= WHAT NEEDS TO BE DONE =
Looking at the listing beneath, work out how many lines hold "kind" and report only that figure.

= TASK MATERIAL =
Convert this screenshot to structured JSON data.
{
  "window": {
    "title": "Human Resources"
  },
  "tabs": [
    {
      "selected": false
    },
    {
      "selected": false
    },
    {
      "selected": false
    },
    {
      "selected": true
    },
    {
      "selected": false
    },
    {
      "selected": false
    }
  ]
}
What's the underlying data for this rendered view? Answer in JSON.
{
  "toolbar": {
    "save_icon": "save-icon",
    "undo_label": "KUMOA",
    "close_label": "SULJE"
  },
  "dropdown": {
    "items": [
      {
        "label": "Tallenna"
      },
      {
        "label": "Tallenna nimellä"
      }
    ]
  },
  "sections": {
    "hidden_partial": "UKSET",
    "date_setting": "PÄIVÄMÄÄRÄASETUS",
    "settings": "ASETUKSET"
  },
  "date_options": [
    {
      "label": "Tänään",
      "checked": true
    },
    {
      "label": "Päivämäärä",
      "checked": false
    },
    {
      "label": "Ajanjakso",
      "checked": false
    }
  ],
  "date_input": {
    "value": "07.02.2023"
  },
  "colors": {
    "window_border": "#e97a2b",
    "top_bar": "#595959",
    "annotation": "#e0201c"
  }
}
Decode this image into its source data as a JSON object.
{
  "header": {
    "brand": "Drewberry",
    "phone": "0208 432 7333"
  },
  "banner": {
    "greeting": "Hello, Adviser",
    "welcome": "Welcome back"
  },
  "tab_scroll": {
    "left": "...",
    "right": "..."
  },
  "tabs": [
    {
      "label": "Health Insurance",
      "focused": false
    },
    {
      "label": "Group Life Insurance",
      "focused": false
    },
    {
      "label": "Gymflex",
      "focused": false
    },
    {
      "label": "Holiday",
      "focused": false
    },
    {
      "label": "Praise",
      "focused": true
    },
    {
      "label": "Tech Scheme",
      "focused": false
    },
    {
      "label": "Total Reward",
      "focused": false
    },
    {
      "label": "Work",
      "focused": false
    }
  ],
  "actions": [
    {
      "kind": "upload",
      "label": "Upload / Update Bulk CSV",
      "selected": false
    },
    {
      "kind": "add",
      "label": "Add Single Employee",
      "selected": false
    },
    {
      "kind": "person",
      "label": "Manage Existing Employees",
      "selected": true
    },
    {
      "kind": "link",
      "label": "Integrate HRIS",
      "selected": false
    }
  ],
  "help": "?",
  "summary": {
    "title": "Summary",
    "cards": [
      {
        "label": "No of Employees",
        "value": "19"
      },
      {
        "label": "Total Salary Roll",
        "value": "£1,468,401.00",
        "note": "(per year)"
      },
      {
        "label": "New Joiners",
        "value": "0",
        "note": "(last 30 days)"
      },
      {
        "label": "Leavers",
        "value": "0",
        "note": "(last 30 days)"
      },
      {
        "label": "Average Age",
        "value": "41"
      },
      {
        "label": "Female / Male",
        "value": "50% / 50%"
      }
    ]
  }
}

= ANSWER TO THIS EXERCISE =
4